DOCUMENT PASSAGE -
──────────────────────────────

Paul William Fletcher (born 16 January 1965) is an Australian politician who served as Minister for Communications, Urban Infrastructure, Cities and the Arts from 2020 to 2022. Fletcher is a member of the Liberal Party of Australia, and has served as member of parliament (MP) for the division of Bradfield since 2009.

Fletcher entered politics after winning the 2009 Bradfield by-election. He served as the Parliamentary Secretary to the Minister for Communications between September 2013 and September 2015 under the Abbott ministry, and between September 2015 and July 2016, he served as the Minister for Major Projects, Territories, and Local Government. He briefly served as the Minister for Territories, Local Government and Major Projects between October and December 2017. He served as Minister for Urban Infrastructure and Cities from July 2016 to August 2018 in the second Turnbull ministry, and Minister for Families and Social Services in the first Morrison ministry.

Early life
Fletcher was born in Devizes, Wiltshire, England, the son of Clive and Mary Fletcher. His father was a professor of computational engineering. He arrived in Australia with his family at the age of two, and held British citizenship until 2009 when he renounced it to stand for parliament.

Fletcher grew up in the eastern suburbs of Sydney, where he was the dux of Sydney Grammar School in 1982. He subsequently attended the University of Sydney, graduating with first-class honours in economics and laws. At university he co-wrote two plays, titled The Fax of Life and Annually Fixated. In 1993 Fletcher was awarded a Fulbright Scholarship to go to Columbia University's Graduate School of Business in New York City, where he completed a Master of Business Administration degree.

──────────────────────────────

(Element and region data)
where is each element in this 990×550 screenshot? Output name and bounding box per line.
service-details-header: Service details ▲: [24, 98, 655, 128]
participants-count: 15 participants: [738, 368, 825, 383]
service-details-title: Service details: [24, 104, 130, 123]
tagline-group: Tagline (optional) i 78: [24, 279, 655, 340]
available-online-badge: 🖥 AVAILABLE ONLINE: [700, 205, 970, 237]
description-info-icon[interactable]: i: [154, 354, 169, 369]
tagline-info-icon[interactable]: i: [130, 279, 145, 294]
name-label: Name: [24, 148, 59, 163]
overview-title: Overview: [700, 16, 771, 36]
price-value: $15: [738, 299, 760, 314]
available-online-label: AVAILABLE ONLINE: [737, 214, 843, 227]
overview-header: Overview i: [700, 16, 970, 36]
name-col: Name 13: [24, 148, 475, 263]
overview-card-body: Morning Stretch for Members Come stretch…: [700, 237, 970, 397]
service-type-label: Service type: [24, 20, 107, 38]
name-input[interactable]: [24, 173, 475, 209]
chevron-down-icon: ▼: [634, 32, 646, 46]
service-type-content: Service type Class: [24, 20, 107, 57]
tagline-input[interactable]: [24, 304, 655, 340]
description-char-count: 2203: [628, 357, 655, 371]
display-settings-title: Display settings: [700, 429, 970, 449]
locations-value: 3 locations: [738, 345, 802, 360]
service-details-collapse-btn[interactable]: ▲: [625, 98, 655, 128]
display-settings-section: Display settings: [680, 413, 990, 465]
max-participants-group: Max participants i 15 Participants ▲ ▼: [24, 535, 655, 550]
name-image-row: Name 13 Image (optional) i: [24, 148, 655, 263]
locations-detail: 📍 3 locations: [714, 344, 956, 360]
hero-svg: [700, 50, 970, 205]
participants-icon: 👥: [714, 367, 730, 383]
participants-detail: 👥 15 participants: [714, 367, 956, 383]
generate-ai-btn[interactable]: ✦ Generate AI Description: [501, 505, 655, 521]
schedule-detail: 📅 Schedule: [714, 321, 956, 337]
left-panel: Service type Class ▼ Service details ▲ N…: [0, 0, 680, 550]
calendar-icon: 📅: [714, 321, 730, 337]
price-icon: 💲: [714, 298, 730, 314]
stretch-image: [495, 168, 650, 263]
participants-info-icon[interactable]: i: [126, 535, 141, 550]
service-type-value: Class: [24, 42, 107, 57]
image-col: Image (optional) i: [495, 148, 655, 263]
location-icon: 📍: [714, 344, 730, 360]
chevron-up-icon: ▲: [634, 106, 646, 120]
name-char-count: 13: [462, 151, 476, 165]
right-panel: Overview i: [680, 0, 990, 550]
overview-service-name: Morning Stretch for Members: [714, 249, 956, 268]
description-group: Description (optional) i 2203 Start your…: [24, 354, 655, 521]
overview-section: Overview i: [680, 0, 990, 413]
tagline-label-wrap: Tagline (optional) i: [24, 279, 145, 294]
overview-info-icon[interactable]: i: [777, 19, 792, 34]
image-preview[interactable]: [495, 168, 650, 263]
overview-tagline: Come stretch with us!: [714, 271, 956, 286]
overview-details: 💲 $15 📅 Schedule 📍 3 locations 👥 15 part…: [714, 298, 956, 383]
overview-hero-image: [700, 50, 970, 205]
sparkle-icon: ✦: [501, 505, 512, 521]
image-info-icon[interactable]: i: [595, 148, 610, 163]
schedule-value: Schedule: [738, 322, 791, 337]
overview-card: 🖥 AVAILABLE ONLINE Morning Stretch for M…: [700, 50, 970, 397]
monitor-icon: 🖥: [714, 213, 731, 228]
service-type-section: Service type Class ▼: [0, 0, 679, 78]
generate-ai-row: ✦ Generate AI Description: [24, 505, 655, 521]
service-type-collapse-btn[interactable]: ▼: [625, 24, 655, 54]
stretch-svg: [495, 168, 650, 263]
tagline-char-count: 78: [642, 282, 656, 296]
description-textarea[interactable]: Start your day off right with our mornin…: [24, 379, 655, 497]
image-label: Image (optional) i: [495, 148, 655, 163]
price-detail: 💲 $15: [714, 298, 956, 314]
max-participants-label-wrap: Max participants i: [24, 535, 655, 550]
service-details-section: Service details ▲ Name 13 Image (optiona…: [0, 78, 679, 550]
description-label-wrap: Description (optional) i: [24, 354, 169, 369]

──────────────────────────────

TASKS -
- A) According to the biography of Paul Fletcher, which school was he dux of, and in what year?
- B) Copy the records word for word, starting at their first line and ending with the line that contains "tagline-group: Tagline (optional)".
The text and the records come from separate, unrelated sources.

RESPONSES TO THE EXERCISE -
- A) Sydney Grammar School, in 1982.

- B)
where is each element in this 990×550 screenshot? Output name and bounding box per line.
service-details-header: Service details ▲: [24, 98, 655, 128]
participants-count: 15 participants: [738, 368, 825, 383]
service-details-title: Service details: [24, 104, 130, 123]
tagline-group: Tagline (optional) i 78: [24, 279, 655, 340]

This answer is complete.